## Records provided
** BEGIN **

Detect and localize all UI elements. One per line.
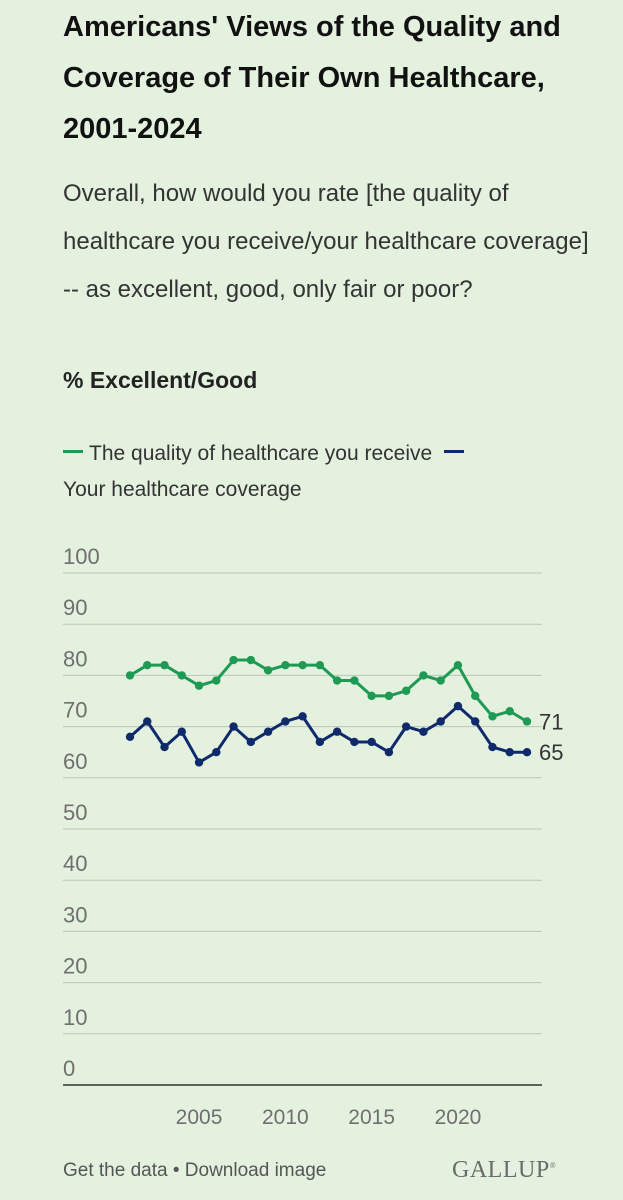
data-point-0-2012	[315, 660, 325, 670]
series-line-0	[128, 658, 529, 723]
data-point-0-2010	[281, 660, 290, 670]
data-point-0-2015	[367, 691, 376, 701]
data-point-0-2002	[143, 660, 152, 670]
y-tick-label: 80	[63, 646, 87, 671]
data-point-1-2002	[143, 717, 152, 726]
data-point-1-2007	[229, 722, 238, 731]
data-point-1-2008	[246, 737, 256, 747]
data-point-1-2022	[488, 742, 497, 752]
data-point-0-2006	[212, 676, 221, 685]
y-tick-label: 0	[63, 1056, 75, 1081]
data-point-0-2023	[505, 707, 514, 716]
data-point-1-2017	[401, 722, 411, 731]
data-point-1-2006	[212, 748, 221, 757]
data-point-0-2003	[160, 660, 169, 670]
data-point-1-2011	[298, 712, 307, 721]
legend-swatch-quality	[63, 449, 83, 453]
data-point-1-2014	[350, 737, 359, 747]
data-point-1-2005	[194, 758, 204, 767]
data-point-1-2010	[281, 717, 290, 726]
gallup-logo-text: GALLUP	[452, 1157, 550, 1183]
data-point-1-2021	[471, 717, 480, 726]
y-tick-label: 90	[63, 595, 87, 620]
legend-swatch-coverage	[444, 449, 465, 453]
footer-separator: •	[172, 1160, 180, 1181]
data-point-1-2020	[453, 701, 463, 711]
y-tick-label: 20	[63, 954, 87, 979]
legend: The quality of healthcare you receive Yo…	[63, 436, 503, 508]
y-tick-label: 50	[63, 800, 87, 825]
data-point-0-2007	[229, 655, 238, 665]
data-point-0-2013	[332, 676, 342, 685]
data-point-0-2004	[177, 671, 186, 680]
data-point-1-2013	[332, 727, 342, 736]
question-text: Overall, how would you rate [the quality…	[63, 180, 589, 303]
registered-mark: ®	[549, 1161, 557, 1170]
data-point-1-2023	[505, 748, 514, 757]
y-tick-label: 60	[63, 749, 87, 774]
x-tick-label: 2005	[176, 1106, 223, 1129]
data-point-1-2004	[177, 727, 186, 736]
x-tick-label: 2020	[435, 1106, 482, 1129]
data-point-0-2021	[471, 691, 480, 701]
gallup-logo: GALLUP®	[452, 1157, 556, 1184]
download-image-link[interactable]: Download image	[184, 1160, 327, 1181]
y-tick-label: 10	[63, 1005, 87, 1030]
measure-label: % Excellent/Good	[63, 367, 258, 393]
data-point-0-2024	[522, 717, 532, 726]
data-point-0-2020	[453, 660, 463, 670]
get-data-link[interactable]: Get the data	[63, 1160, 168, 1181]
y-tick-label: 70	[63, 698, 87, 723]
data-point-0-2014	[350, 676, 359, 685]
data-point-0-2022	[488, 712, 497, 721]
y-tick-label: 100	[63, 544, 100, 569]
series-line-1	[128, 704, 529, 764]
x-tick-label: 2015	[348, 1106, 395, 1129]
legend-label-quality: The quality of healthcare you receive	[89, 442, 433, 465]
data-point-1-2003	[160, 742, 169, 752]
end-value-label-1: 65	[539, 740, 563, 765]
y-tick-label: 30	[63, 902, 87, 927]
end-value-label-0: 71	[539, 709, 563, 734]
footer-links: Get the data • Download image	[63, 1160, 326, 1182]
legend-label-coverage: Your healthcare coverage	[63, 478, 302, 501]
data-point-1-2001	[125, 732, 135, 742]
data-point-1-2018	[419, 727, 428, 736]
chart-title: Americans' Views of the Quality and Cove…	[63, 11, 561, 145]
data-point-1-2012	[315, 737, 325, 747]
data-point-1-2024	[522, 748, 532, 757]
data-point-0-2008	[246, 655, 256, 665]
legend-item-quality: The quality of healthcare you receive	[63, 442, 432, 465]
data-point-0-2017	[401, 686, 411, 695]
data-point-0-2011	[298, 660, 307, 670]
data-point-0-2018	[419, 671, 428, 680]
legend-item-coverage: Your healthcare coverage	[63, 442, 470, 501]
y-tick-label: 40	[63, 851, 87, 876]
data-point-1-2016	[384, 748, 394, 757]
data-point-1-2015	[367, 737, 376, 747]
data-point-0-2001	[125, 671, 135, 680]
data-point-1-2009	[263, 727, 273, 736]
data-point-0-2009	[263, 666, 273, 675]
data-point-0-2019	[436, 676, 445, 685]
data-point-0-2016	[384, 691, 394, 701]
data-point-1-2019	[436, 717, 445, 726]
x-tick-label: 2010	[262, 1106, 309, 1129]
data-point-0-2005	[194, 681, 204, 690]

** END **
** BEGIN **

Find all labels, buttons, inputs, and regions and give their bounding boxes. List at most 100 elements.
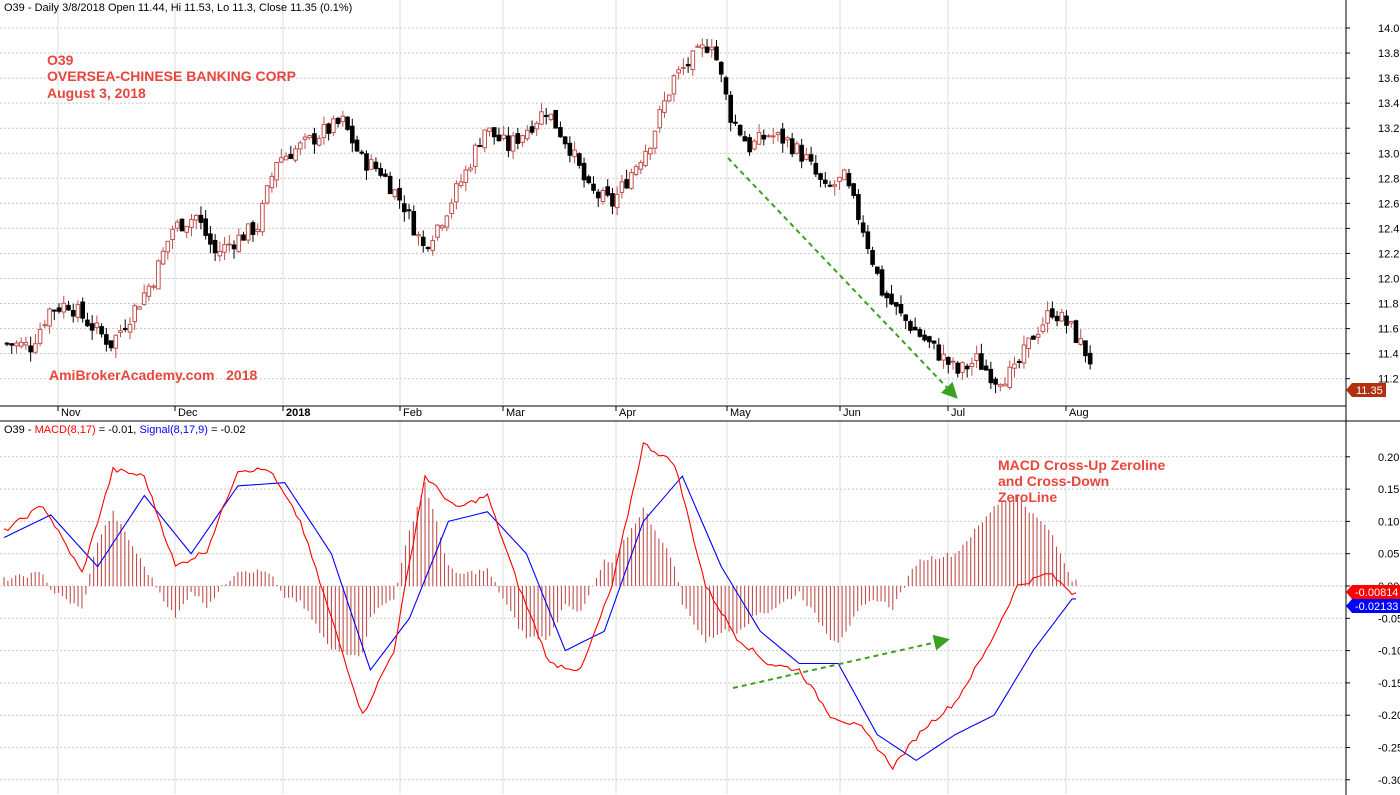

** END **

## What this task involves
Could you duplicate the data from the line with "Detect and localize" to the line with "1106, 223, 1129]", copying each line exactly and leaving out the pictures?

## Answer
Detect and localize all UI elements. One per line.
data-point-0-2012	[315, 660, 325, 670]
series-line-0	[128, 658, 529, 723]
data-point-0-2010	[281, 660, 290, 670]
data-point-0-2015	[367, 691, 376, 701]
data-point-0-2002	[143, 660, 152, 670]
y-tick-label: 80	[63, 646, 87, 671]
data-point-1-2002	[143, 717, 152, 726]
data-point-1-2007	[229, 722, 238, 731]
data-point-1-2008	[246, 737, 256, 747]
data-point-1-2022	[488, 742, 497, 752]
data-point-0-2006	[212, 676, 221, 685]
y-tick-label: 0	[63, 1056, 75, 1081]
data-point-0-2023	[505, 707, 514, 716]
data-point-1-2017	[401, 722, 411, 731]
data-point-1-2006	[212, 748, 221, 757]
data-point-0-2003	[160, 660, 169, 670]
data-point-1-2011	[298, 712, 307, 721]
legend-swatch-quality	[63, 449, 83, 453]
data-point-1-2014	[350, 737, 359, 747]
data-point-1-2005	[194, 758, 204, 767]
data-point-1-2010	[281, 717, 290, 726]
gallup-logo-text: GALLUP	[452, 1157, 550, 1183]
data-point-1-2021	[471, 717, 480, 726]
y-tick-label: 90	[63, 595, 87, 620]
legend-swatch-coverage	[444, 449, 465, 453]
footer-separator: •	[172, 1160, 180, 1181]
data-point-1-2020	[453, 701, 463, 711]
y-tick-label: 20	[63, 954, 87, 979]
legend: The quality of healthcare you receive Yo…	[63, 436, 503, 508]
y-tick-label: 50	[63, 800, 87, 825]
data-point-0-2007	[229, 655, 238, 665]
data-point-0-2013	[332, 676, 342, 685]
data-point-0-2004	[177, 671, 186, 680]
data-point-1-2013	[332, 727, 342, 736]
question-text: Overall, how would you rate [the quality…	[63, 180, 589, 303]
registered-mark: ®	[549, 1161, 557, 1170]
data-point-1-2023	[505, 748, 514, 757]
y-tick-label: 60	[63, 749, 87, 774]
x-tick-label: 2005	[176, 1106, 223, 1129]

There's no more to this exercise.